-- EXERCISE OBJECTIVE --
Repeat the data word for word. Do not include the pictures.

══ PROVIDED INFORMATION ══

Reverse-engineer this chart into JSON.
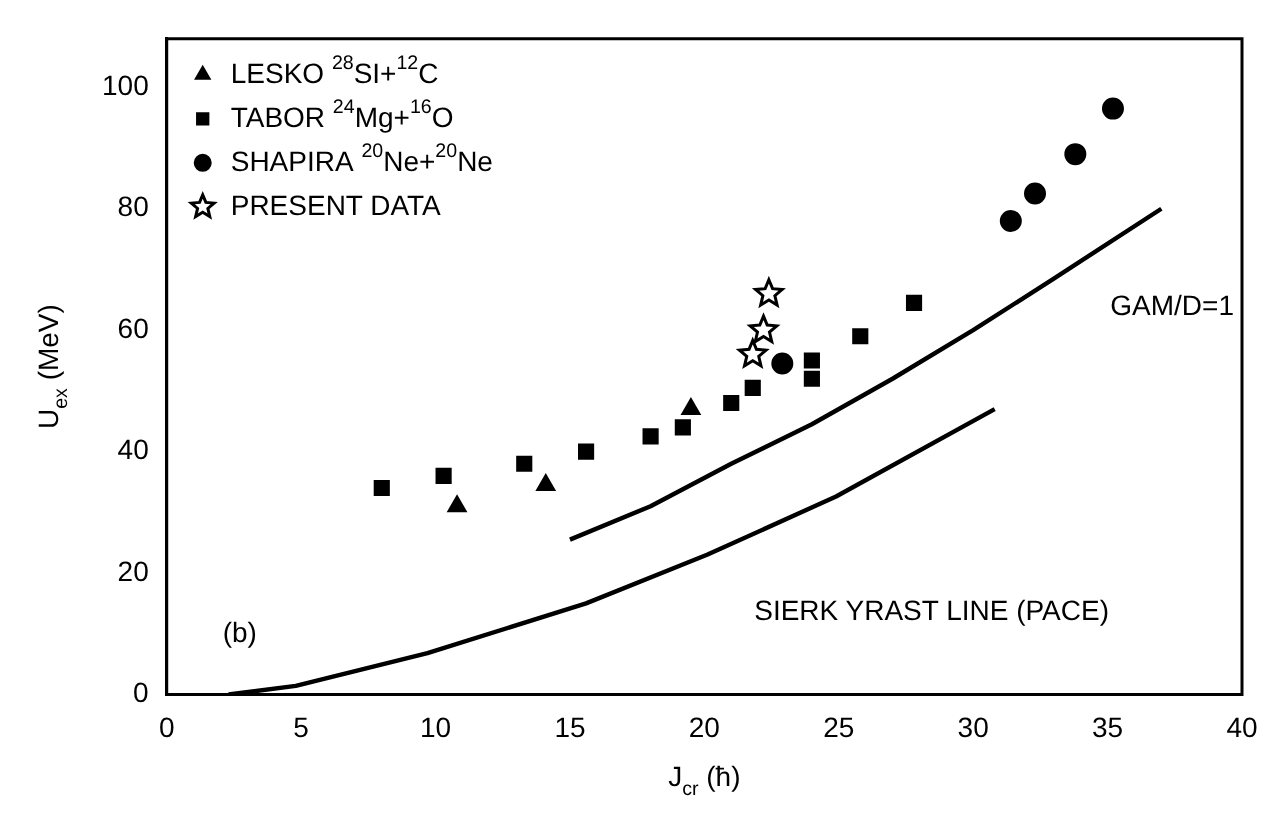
{
  "chart_data": {
    "type": "scatter",
    "xlabel": "J$_{cr}$ (ħ)",
    "ylabel": "U$_{ex}$ (MeV)",
    "xlim": [
      0,
      40
    ],
    "xticks": [
      0,
      5,
      10,
      15,
      20,
      25,
      30,
      35,
      40
    ],
    "ylim": [
      0,
      108
    ],
    "yticks": [
      0,
      20,
      40,
      60,
      80,
      100
    ],
    "grid": false,
    "legend": "top left",
    "series": [
      {
        "name": "LESKO $^{28}$SI+$^{12}$C",
        "marker": "triangle",
        "color": "#000000",
        "x": [
          10.8,
          14.1,
          19.5
        ],
        "values": [
          31,
          34.5,
          47
        ]
      },
      {
        "name": "TABOR $^{24}$Mg+$^{16}$O",
        "marker": "square",
        "color": "#000000",
        "x": [
          8,
          10.3,
          13.3,
          15.6,
          18,
          19.2,
          21,
          21.8,
          24,
          24,
          25.8,
          27.8
        ],
        "values": [
          34,
          36,
          38,
          40,
          42.5,
          44,
          48,
          50.5,
          52,
          55,
          59,
          64.5
        ]
      },
      {
        "name": "SHAPIRA $^{20}$Ne+$^{20}$Ne",
        "marker": "circle",
        "color": "#000000",
        "x": [
          22.9,
          31.4,
          32.3,
          33.8,
          35.2
        ],
        "values": [
          54.5,
          78,
          82.5,
          89,
          96.5
        ]
      },
      {
        "name": "PRESENT DATA",
        "marker": "star",
        "color": "#000000",
        "x": [
          21.8,
          22.2,
          22.4
        ],
        "values": [
          56,
          60,
          66
        ]
      },
      {
        "type": "line",
        "marker": "none",
        "color": "#000000",
        "x": [
          15,
          18,
          21,
          24,
          27,
          30,
          33,
          37
        ],
        "values": [
          25.5,
          31,
          38,
          44.5,
          52,
          60,
          68.5,
          80
        ]
      },
      {
        "type": "line",
        "marker": "none",
        "color": "#000000",
        "x": [
          2.3,
          4.8,
          9.7,
          15.6,
          20.1,
          24.9,
          30.8
        ],
        "values": [
          0,
          1.4,
          6.8,
          15,
          23,
          32.6,
          47
        ]
      }
    ],
    "annotations": [
      "GAM/D=1",
      "SIERK YRAST LINE (PACE)",
      "(b)"
    ]
  }
}
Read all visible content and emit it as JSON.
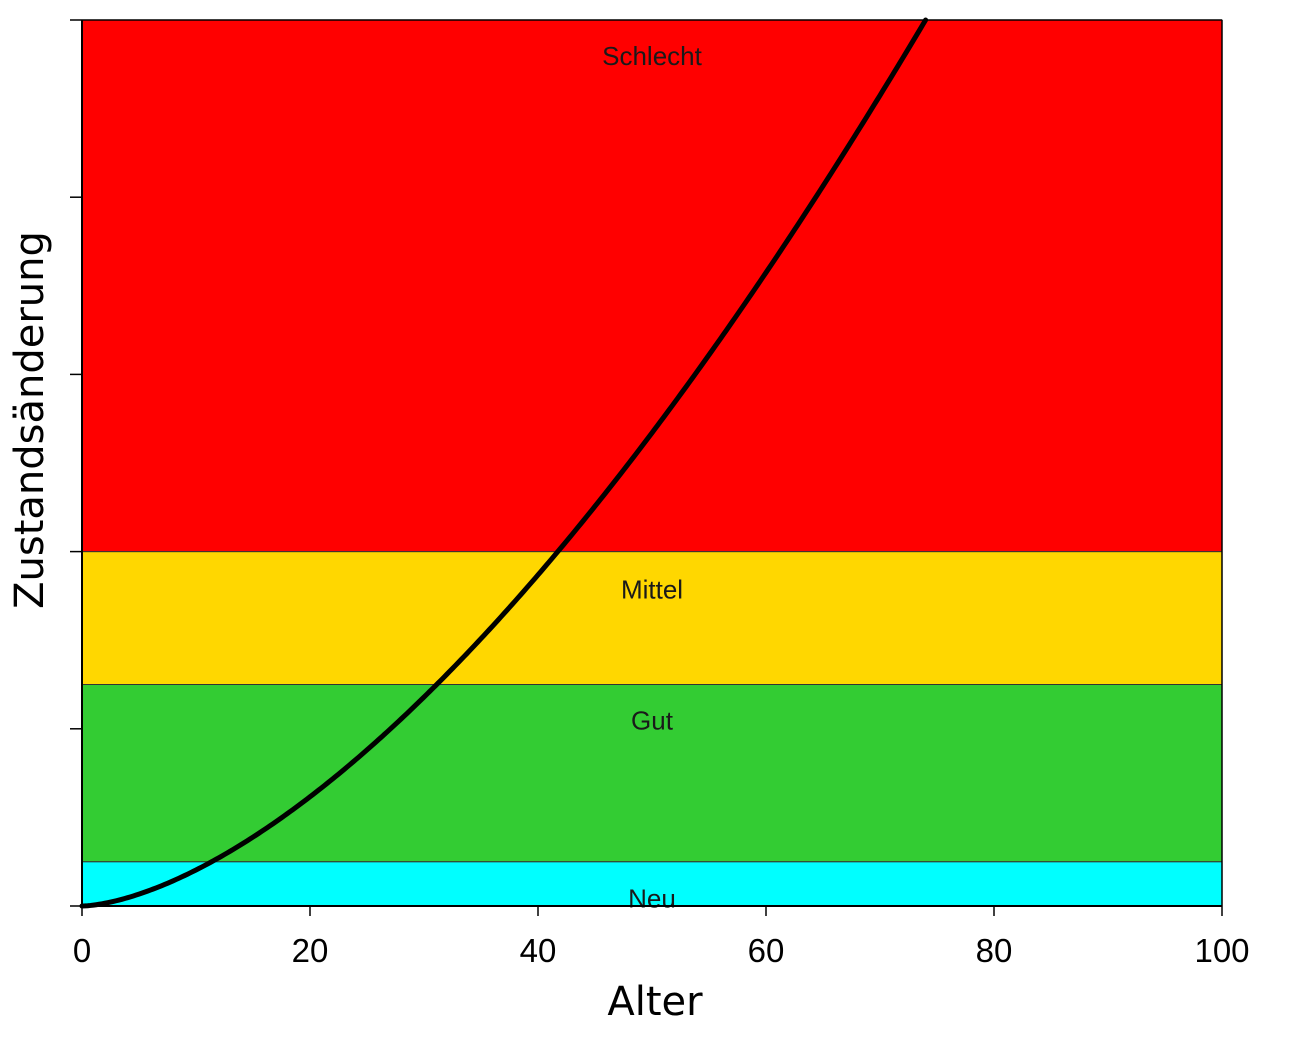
{
  "chart_data": {
    "type": "area",
    "xlabel": "Alter",
    "ylabel": "Zustandsänderung",
    "xlim": [
      0,
      100
    ],
    "x_ticks": [
      "0",
      "20",
      "40",
      "60",
      "80",
      "100"
    ],
    "y_ticks_labeled": false,
    "y_tick_count": 6,
    "grid": false,
    "zones": [
      {
        "label": "Neu",
        "from": 0,
        "to": 0.05,
        "color": "#00ffff"
      },
      {
        "label": "Gut",
        "from": 0.05,
        "to": 0.25,
        "color": "#33cc33"
      },
      {
        "label": "Mittel",
        "from": 0.25,
        "to": 0.4,
        "color": "#ffd700"
      },
      {
        "label": "Schlecht",
        "from": 0.4,
        "to": 1.0,
        "color": "#ff0000"
      }
    ],
    "series": [
      {
        "color": "#000000",
        "x": [
          0,
          5,
          10,
          12,
          15,
          20,
          25,
          30,
          32.3,
          35,
          40,
          43,
          45,
          50,
          55,
          60,
          65,
          70,
          74
        ],
        "y": [
          0,
          0.005,
          0.019,
          0.05,
          0.042,
          0.073,
          0.113,
          0.162,
          0.25,
          0.219,
          0.284,
          0.4,
          0.398,
          0.484,
          0.578,
          0.678,
          0.786,
          0.902,
          1.0
        ]
      }
    ]
  }
}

═══

-- RESULT FOR THIS EXERCISE --
Reverse-engineer this chart into JSON.
{
  "chart_data": {
    "type": "scatter",
    "xlabel": "J$_{cr}$ (ħ)",
    "ylabel": "U$_{ex}$ (MeV)",
    "xlim": [
      0,
      40
    ],
    "xticks": [
      0,
      5,
      10,
      15,
      20,
      25,
      30,
      35,
      40
    ],
    "ylim": [
      0,
      108
    ],
    "yticks": [
      0,
      20,
      40,
      60,
      80,
      100
    ],
    "grid": false,
    "legend": "top left",
    "series": [
      {
        "name": "LESKO $^{28}$SI+$^{12}$C",
        "marker": "triangle",
        "color": "#000000",
        "x": [
          10.8,
          14.1,
          19.5
        ],
        "values": [
          31,
          34.5,
          47
        ]
      },
      {
        "name": "TABOR $^{24}$Mg+$^{16}$O",
        "marker": "square",
        "color": "#000000",
        "x": [
          8,
          10.3,
          13.3,
          15.6,
          18,
          19.2,
          21,
          21.8,
          24,
          24,
          25.8,
          27.8
        ],
        "values": [
          34,
          36,
          38,
          40,
          42.5,
          44,
          48,
          50.5,
          52,
          55,
          59,
          64.5
        ]
      },
      {
        "name": "SHAPIRA $^{20}$Ne+$^{20}$Ne",
        "marker": "circle",
        "color": "#000000",
        "x": [
          22.9,
          31.4,
          32.3,
          33.8,
          35.2
        ],
        "values": [
          54.5,
          78,
          82.5,
          89,
          96.5
        ]
      },
      {
        "name": "PRESENT DATA",
        "marker": "star",
        "color": "#000000",
        "x": [
          21.8,
          22.2,
          22.4
        ],
        "values": [
          56,
          60,
          66
        ]
      },
      {
        "type": "line",
        "marker": "none",
        "color": "#000000",
        "x": [
          15,
          18,
          21,
          24,
          27,
          30,
          33,
          37
        ],
        "values": [
          25.5,
          31,
          38,
          44.5,
          52,
          60,
          68.5,
          80
        ]
      },
      {
        "type": "line",
        "marker": "none",
        "color": "#000000",
        "x": [
          2.3,
          4.8,
          9.7,
          15.6,
          20.1,
          24.9,
          30.8
        ],
        "values": [
          0,
          1.4,
          6.8,
          15,
          23,
          32.6,
          47
        ]
      }
    ],
    "annotations": [
      "GAM/D=1",
      "SIERK YRAST LINE (PACE)",
      "(b)"
    ]
  }
}
Read all visible content and emit it as JSON.
{
  "chart_data": {
    "type": "area",
    "xlabel": "Alter",
    "ylabel": "Zustandsänderung",
    "xlim": [
      0,
      100
    ],
    "x_ticks": [
      "0",
      "20",
      "40",
      "60",
      "80",
      "100"
    ],
    "y_ticks_labeled": false,
    "y_tick_count": 6,
    "grid": false,
    "zones": [
      {
        "label": "Neu",
        "from": 0,
        "to": 0.05,
        "color": "#00ffff"
      },
      {
        "label": "Gut",
        "from": 0.05,
        "to": 0.25,
        "color": "#33cc33"
      },
      {
        "label": "Mittel",
        "from": 0.25,
        "to": 0.4,
        "color": "#ffd700"
      },
      {
        "label": "Schlecht",
        "from": 0.4,
        "to": 1.0,
        "color": "#ff0000"
      }
    ],
    "series": [
      {
        "color": "#000000",
        "x": [
          0,
          5,
          10,
          12,
          15,
          20,
          25,
          30,
          32.3,
          35,
          40,
          43,
          45,
          50,
          55,
          60,
          65,
          70,
          74
        ],
        "y": [
          0,
          0.005,
          0.019,
          0.05,
          0.042,
          0.073,
          0.113,
          0.162,
          0.25,
          0.219,
          0.284,
          0.4,
          0.398,
          0.484,
          0.578,
          0.678,
          0.786,
          0.902,
          1.0
        ]
      }
    ]
  }
}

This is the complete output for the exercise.